__Directive__
Return the whole listing, line for line, without the pictures in it.

Figure data in JSON:

:::

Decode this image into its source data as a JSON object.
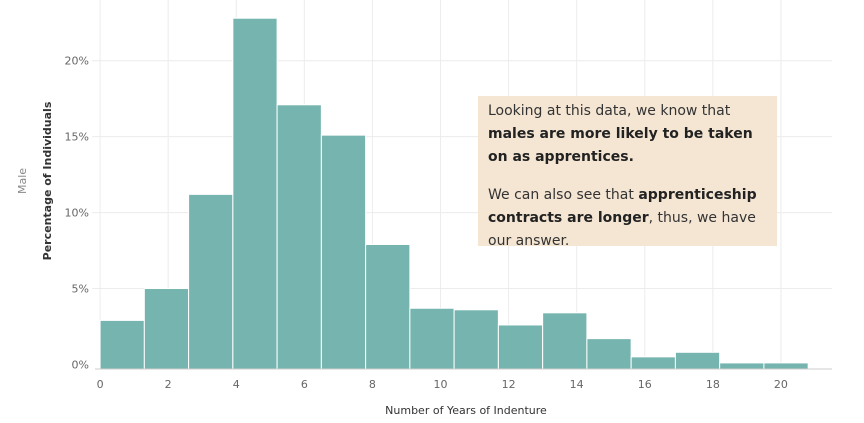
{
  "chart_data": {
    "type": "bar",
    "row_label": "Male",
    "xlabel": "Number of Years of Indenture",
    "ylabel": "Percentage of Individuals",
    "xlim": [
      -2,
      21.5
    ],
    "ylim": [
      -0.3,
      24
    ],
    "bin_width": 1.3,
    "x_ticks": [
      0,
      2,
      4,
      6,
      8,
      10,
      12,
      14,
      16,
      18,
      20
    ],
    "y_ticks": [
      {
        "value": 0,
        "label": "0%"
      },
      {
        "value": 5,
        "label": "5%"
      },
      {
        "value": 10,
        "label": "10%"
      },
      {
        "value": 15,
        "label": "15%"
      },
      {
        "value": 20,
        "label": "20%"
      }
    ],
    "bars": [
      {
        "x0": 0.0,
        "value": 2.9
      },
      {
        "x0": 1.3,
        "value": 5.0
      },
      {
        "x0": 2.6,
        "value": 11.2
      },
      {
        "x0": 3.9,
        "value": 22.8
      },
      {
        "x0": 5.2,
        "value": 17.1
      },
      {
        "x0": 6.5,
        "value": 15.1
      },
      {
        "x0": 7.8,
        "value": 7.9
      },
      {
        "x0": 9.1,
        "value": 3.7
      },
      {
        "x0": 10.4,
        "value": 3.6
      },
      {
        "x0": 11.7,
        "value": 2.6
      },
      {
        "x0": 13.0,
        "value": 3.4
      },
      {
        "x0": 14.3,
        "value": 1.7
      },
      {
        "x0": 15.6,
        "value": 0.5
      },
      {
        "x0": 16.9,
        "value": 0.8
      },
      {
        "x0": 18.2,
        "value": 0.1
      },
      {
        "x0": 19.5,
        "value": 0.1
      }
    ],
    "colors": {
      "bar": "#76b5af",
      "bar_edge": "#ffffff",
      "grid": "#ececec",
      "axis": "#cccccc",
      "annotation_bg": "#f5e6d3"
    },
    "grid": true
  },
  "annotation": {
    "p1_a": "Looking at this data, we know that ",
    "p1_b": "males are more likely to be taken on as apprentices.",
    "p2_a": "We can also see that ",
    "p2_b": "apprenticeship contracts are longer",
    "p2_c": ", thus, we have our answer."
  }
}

:::

__Result below__
Decode this image into its source data as a JSON object.
{
  "chart_data": {
    "type": "bar",
    "row_label": "Male",
    "xlabel": "Number of Years of Indenture",
    "ylabel": "Percentage of Individuals",
    "xlim": [
      -2,
      21.5
    ],
    "ylim": [
      -0.3,
      24
    ],
    "bin_width": 1.3,
    "x_ticks": [
      0,
      2,
      4,
      6,
      8,
      10,
      12,
      14,
      16,
      18,
      20
    ],
    "y_ticks": [
      {
        "value": 0,
        "label": "0%"
      },
      {
        "value": 5,
        "label": "5%"
      },
      {
        "value": 10,
        "label": "10%"
      },
      {
        "value": 15,
        "label": "15%"
      },
      {
        "value": 20,
        "label": "20%"
      }
    ],
    "bars": [
      {
        "x0": 0.0,
        "value": 2.9
      },
      {
        "x0": 1.3,
        "value": 5.0
      },
      {
        "x0": 2.6,
        "value": 11.2
      },
      {
        "x0": 3.9,
        "value": 22.8
      },
      {
        "x0": 5.2,
        "value": 17.1
      },
      {
        "x0": 6.5,
        "value": 15.1
      },
      {
        "x0": 7.8,
        "value": 7.9
      },
      {
        "x0": 9.1,
        "value": 3.7
      },
      {
        "x0": 10.4,
        "value": 3.6
      },
      {
        "x0": 11.7,
        "value": 2.6
      },
      {
        "x0": 13.0,
        "value": 3.4
      },
      {
        "x0": 14.3,
        "value": 1.7
      },
      {
        "x0": 15.6,
        "value": 0.5
      },
      {
        "x0": 16.9,
        "value": 0.8
      },
      {
        "x0": 18.2,
        "value": 0.1
      },
      {
        "x0": 19.5,
        "value": 0.1
      }
    ],
    "colors": {
      "bar": "#76b5af",
      "bar_edge": "#ffffff",
      "grid": "#ececec",
      "axis": "#cccccc",
      "annotation_bg": "#f5e6d3"
    },
    "grid": true
  },
  "annotation": {
    "p1_a": "Looking at this data, we know that ",
    "p1_b": "males are more likely to be taken on as apprentices.",
    "p2_a": "We can also see that ",
    "p2_b": "apprenticeship contracts are longer",
    "p2_c": ", thus, we have our answer."
  }
}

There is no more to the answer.